Task brief
Locate every line in the records below that holds the word "color" and return each one.

'''

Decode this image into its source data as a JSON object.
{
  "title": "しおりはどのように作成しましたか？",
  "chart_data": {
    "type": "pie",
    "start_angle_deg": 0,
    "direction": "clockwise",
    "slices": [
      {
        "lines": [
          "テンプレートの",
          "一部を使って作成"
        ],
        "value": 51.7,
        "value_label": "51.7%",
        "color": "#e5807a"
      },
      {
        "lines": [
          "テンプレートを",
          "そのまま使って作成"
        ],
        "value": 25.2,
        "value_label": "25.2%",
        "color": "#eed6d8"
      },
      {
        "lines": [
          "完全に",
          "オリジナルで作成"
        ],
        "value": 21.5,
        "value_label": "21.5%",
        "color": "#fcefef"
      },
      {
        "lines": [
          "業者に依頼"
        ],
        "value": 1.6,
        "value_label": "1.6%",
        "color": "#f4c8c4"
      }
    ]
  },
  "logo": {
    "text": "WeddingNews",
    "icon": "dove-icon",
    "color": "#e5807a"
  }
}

'''

Output
        "color": "#e5807a"
        "color": "#eed6d8"
        "color": "#fcefef"
        "color": "#f4c8c4"
    "color": "#e5807a"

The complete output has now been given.